* **WHAT THIS TASK INVOLVES**: Give, as a bare number, the count of lines that contain the word "SDTVAR".

* **DATA LINES**:
'''
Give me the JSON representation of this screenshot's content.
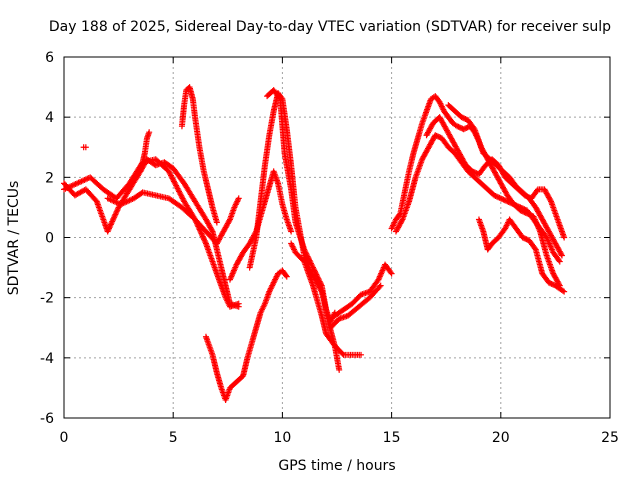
{
  "chart_data": {
    "type": "scatter",
    "title": "Day 188 of 2025, Sidereal Day-to-day VTEC variation (SDTVAR) for receiver sulp",
    "xlabel": "GPS time / hours",
    "ylabel": "SDTVAR / TECUs",
    "xlim": [
      0,
      25
    ],
    "ylim": [
      -6,
      6
    ],
    "xticks": [
      0,
      5,
      10,
      15,
      20,
      25
    ],
    "yticks": [
      -6,
      -4,
      -2,
      0,
      2,
      4,
      6
    ],
    "grid": true,
    "marker": "plus",
    "color": "#ff0000",
    "series": [
      {
        "name": "track-1",
        "points": [
          [
            0,
            1.8
          ],
          [
            0.5,
            1.4
          ],
          [
            1,
            1.6
          ],
          [
            1.5,
            1.2
          ],
          [
            2,
            0.2
          ],
          [
            2.5,
            1.0
          ],
          [
            3,
            1.6
          ],
          [
            3.5,
            2.2
          ],
          [
            3.8,
            2.6
          ],
          [
            4.2,
            2.4
          ],
          [
            4.6,
            2.5
          ],
          [
            5,
            2.3
          ],
          [
            5.5,
            1.8
          ],
          [
            6,
            1.2
          ],
          [
            6.5,
            0.6
          ],
          [
            6.8,
            0.2
          ],
          [
            7,
            -0.4
          ],
          [
            7.2,
            -1.0
          ],
          [
            7.4,
            -1.6
          ],
          [
            7.6,
            -2.2
          ],
          [
            8,
            -2.3
          ]
        ]
      },
      {
        "name": "track-2",
        "points": [
          [
            0,
            1.6
          ],
          [
            0.6,
            1.8
          ],
          [
            1.2,
            2.0
          ],
          [
            1.8,
            1.6
          ],
          [
            2.4,
            1.3
          ],
          [
            3,
            1.8
          ],
          [
            3.6,
            2.5
          ],
          [
            4.2,
            2.6
          ],
          [
            4.8,
            2.2
          ],
          [
            5.5,
            1.2
          ],
          [
            6,
            0.6
          ],
          [
            6.5,
            -0.2
          ],
          [
            7,
            -1.2
          ],
          [
            7.4,
            -2.0
          ],
          [
            7.6,
            -2.3
          ],
          [
            8,
            -2.2
          ]
        ]
      },
      {
        "name": "track-3",
        "points": [
          [
            2,
            1.3
          ],
          [
            2.6,
            1.1
          ],
          [
            3.2,
            1.3
          ],
          [
            3.6,
            1.5
          ],
          [
            4.2,
            1.4
          ],
          [
            4.8,
            1.3
          ],
          [
            5.4,
            1.0
          ],
          [
            6,
            0.6
          ],
          [
            6.5,
            0.2
          ],
          [
            7,
            -0.2
          ]
        ]
      },
      {
        "name": "track-4",
        "points": [
          [
            3.5,
            2.2
          ],
          [
            3.7,
            2.8
          ],
          [
            3.8,
            3.3
          ],
          [
            3.9,
            3.5
          ]
        ]
      },
      {
        "name": "track-5",
        "points": [
          [
            0.9,
            3.0
          ],
          [
            1.0,
            3.0
          ]
        ]
      },
      {
        "name": "track-6",
        "points": [
          [
            5.4,
            3.7
          ],
          [
            5.5,
            4.4
          ],
          [
            5.6,
            4.9
          ],
          [
            5.75,
            5.0
          ],
          [
            5.9,
            4.6
          ],
          [
            6.0,
            4.0
          ],
          [
            6.2,
            3.0
          ],
          [
            6.4,
            2.2
          ],
          [
            6.6,
            1.6
          ],
          [
            6.8,
            1.0
          ],
          [
            7.0,
            0.5
          ]
        ]
      },
      {
        "name": "track-7",
        "points": [
          [
            7.0,
            -0.2
          ],
          [
            7.3,
            0.2
          ],
          [
            7.6,
            0.6
          ],
          [
            7.8,
            1.0
          ],
          [
            8.0,
            1.3
          ]
        ]
      },
      {
        "name": "track-8",
        "points": [
          [
            7.6,
            -1.4
          ],
          [
            7.9,
            -0.9
          ],
          [
            8.2,
            -0.5
          ],
          [
            8.5,
            -0.2
          ],
          [
            8.8,
            0.2
          ],
          [
            9.0,
            0.7
          ],
          [
            9.2,
            1.2
          ],
          [
            9.4,
            1.7
          ],
          [
            9.6,
            2.2
          ],
          [
            9.8,
            1.8
          ],
          [
            10,
            1.1
          ],
          [
            10.2,
            0.6
          ],
          [
            10.4,
            0.2
          ]
        ]
      },
      {
        "name": "track-9",
        "points": [
          [
            6.5,
            -3.3
          ],
          [
            6.8,
            -3.9
          ],
          [
            7.0,
            -4.5
          ],
          [
            7.2,
            -5.0
          ],
          [
            7.4,
            -5.4
          ],
          [
            7.6,
            -5.0
          ],
          [
            7.9,
            -4.8
          ],
          [
            8.2,
            -4.6
          ],
          [
            8.4,
            -4.0
          ],
          [
            8.6,
            -3.5
          ],
          [
            8.8,
            -3.0
          ],
          [
            9.0,
            -2.5
          ],
          [
            9.2,
            -2.2
          ],
          [
            9.4,
            -1.8
          ],
          [
            9.6,
            -1.5
          ],
          [
            9.8,
            -1.2
          ],
          [
            10,
            -1.1
          ],
          [
            10.2,
            -1.3
          ]
        ]
      },
      {
        "name": "track-10",
        "points": [
          [
            8.5,
            -1.0
          ],
          [
            8.8,
            0.0
          ],
          [
            9.0,
            1.2
          ],
          [
            9.2,
            2.4
          ],
          [
            9.4,
            3.4
          ],
          [
            9.6,
            4.2
          ],
          [
            9.8,
            4.8
          ],
          [
            10,
            4.6
          ],
          [
            10.2,
            3.6
          ],
          [
            10.4,
            2.4
          ],
          [
            10.6,
            1.0
          ],
          [
            10.8,
            0.2
          ],
          [
            11,
            -0.6
          ],
          [
            11.2,
            -1.0
          ],
          [
            11.5,
            -1.4
          ],
          [
            11.8,
            -1.8
          ],
          [
            12,
            -2.4
          ],
          [
            12.2,
            -2.8
          ],
          [
            12.4,
            -2.5
          ]
        ]
      },
      {
        "name": "track-11",
        "points": [
          [
            9.3,
            4.7
          ],
          [
            9.6,
            4.9
          ],
          [
            9.9,
            4.6
          ],
          [
            10.1,
            2.8
          ],
          [
            10.4,
            1.6
          ],
          [
            10.6,
            0.5
          ],
          [
            11,
            -0.4
          ],
          [
            11.4,
            -1.0
          ],
          [
            11.8,
            -1.6
          ],
          [
            12.1,
            -2.8
          ],
          [
            12.4,
            -3.6
          ],
          [
            12.6,
            -4.4
          ]
        ]
      },
      {
        "name": "track-12",
        "points": [
          [
            10.4,
            -0.2
          ],
          [
            10.6,
            -0.5
          ],
          [
            11,
            -0.8
          ],
          [
            11.4,
            -1.6
          ],
          [
            11.8,
            -2.6
          ],
          [
            12,
            -3.2
          ],
          [
            12.4,
            -3.6
          ],
          [
            12.8,
            -3.9
          ],
          [
            13.2,
            -3.9
          ],
          [
            13.6,
            -3.9
          ]
        ]
      },
      {
        "name": "track-13",
        "points": [
          [
            12.4,
            -2.6
          ],
          [
            12.8,
            -2.4
          ],
          [
            13.2,
            -2.2
          ],
          [
            13.6,
            -1.9
          ],
          [
            14.0,
            -1.8
          ],
          [
            14.4,
            -1.4
          ],
          [
            14.7,
            -0.9
          ],
          [
            15.0,
            -1.2
          ]
        ]
      },
      {
        "name": "track-14",
        "points": [
          [
            12.2,
            -3.0
          ],
          [
            12.6,
            -2.7
          ],
          [
            13,
            -2.6
          ],
          [
            13.5,
            -2.3
          ],
          [
            14.0,
            -2.0
          ],
          [
            14.5,
            -1.6
          ]
        ]
      },
      {
        "name": "track-15",
        "points": [
          [
            15.0,
            0.3
          ],
          [
            15.2,
            0.6
          ],
          [
            15.4,
            0.8
          ],
          [
            15.6,
            1.5
          ],
          [
            15.8,
            2.2
          ],
          [
            16.0,
            2.8
          ],
          [
            16.2,
            3.3
          ],
          [
            16.4,
            3.8
          ],
          [
            16.6,
            4.2
          ],
          [
            16.8,
            4.6
          ],
          [
            17.0,
            4.7
          ],
          [
            17.2,
            4.5
          ],
          [
            17.4,
            4.2
          ],
          [
            17.6,
            4.0
          ],
          [
            17.8,
            3.8
          ],
          [
            18.0,
            3.7
          ],
          [
            18.3,
            3.6
          ],
          [
            18.6,
            3.7
          ],
          [
            18.8,
            3.5
          ],
          [
            19.0,
            3.2
          ],
          [
            19.2,
            2.8
          ],
          [
            19.5,
            2.6
          ],
          [
            19.8,
            2.4
          ],
          [
            20.1,
            2.2
          ],
          [
            20.4,
            2.0
          ],
          [
            20.7,
            1.7
          ],
          [
            21,
            1.5
          ],
          [
            21.3,
            1.3
          ],
          [
            21.6,
            1.0
          ],
          [
            21.9,
            0.6
          ],
          [
            22.2,
            0.2
          ],
          [
            22.5,
            -0.2
          ],
          [
            22.8,
            -0.6
          ]
        ]
      },
      {
        "name": "track-16",
        "points": [
          [
            15.2,
            0.2
          ],
          [
            15.5,
            0.6
          ],
          [
            15.8,
            1.2
          ],
          [
            16.1,
            2.0
          ],
          [
            16.4,
            2.6
          ],
          [
            16.7,
            3.0
          ],
          [
            17.0,
            3.4
          ],
          [
            17.3,
            3.3
          ],
          [
            17.6,
            3.0
          ],
          [
            17.9,
            2.8
          ],
          [
            18.2,
            2.5
          ],
          [
            18.5,
            2.2
          ],
          [
            18.8,
            2.0
          ],
          [
            19.1,
            1.8
          ],
          [
            19.4,
            1.6
          ],
          [
            19.7,
            1.4
          ],
          [
            20.0,
            1.3
          ],
          [
            20.3,
            1.2
          ],
          [
            20.6,
            1.1
          ],
          [
            20.9,
            1.0
          ],
          [
            21.2,
            0.9
          ],
          [
            21.5,
            0.6
          ],
          [
            21.8,
            0.3
          ],
          [
            22.1,
            0.0
          ],
          [
            22.4,
            -0.5
          ],
          [
            22.7,
            -0.8
          ]
        ]
      },
      {
        "name": "track-17",
        "points": [
          [
            16.6,
            3.4
          ],
          [
            16.9,
            3.8
          ],
          [
            17.2,
            4.0
          ],
          [
            17.5,
            3.6
          ],
          [
            17.8,
            3.2
          ],
          [
            18.1,
            2.8
          ],
          [
            18.4,
            2.4
          ],
          [
            18.7,
            2.2
          ],
          [
            19.0,
            2.1
          ],
          [
            19.3,
            2.4
          ],
          [
            19.6,
            2.6
          ],
          [
            19.9,
            2.4
          ],
          [
            20.2,
            2.0
          ],
          [
            20.5,
            1.8
          ],
          [
            20.8,
            1.6
          ],
          [
            21.1,
            1.4
          ],
          [
            21.4,
            1.3
          ],
          [
            21.7,
            1.6
          ],
          [
            22.0,
            1.6
          ],
          [
            22.3,
            1.2
          ],
          [
            22.6,
            0.6
          ],
          [
            22.9,
            0.0
          ]
        ]
      },
      {
        "name": "track-18",
        "points": [
          [
            19.0,
            0.6
          ],
          [
            19.2,
            0.2
          ],
          [
            19.4,
            -0.4
          ],
          [
            19.6,
            -0.2
          ],
          [
            19.9,
            0.0
          ],
          [
            20.2,
            0.3
          ],
          [
            20.4,
            0.6
          ],
          [
            20.7,
            0.3
          ],
          [
            21.0,
            0.0
          ],
          [
            21.3,
            -0.1
          ],
          [
            21.6,
            -0.4
          ],
          [
            21.9,
            -1.2
          ],
          [
            22.2,
            -1.5
          ],
          [
            22.5,
            -1.6
          ],
          [
            22.9,
            -1.8
          ]
        ]
      },
      {
        "name": "track-19",
        "points": [
          [
            17.6,
            4.4
          ],
          [
            17.9,
            4.2
          ],
          [
            18.2,
            4.0
          ],
          [
            18.5,
            3.9
          ],
          [
            18.8,
            3.6
          ],
          [
            19.1,
            3.0
          ],
          [
            19.4,
            2.6
          ],
          [
            19.7,
            2.2
          ],
          [
            20.0,
            1.8
          ],
          [
            20.3,
            1.4
          ],
          [
            20.6,
            1.1
          ],
          [
            20.9,
            0.9
          ],
          [
            21.2,
            0.8
          ],
          [
            21.5,
            0.7
          ],
          [
            21.8,
            0.2
          ],
          [
            22.1,
            -0.6
          ],
          [
            22.4,
            -1.2
          ],
          [
            22.7,
            -1.6
          ]
        ]
      }
    ]
  }
}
'''
* **TASK RESPONSE**: 2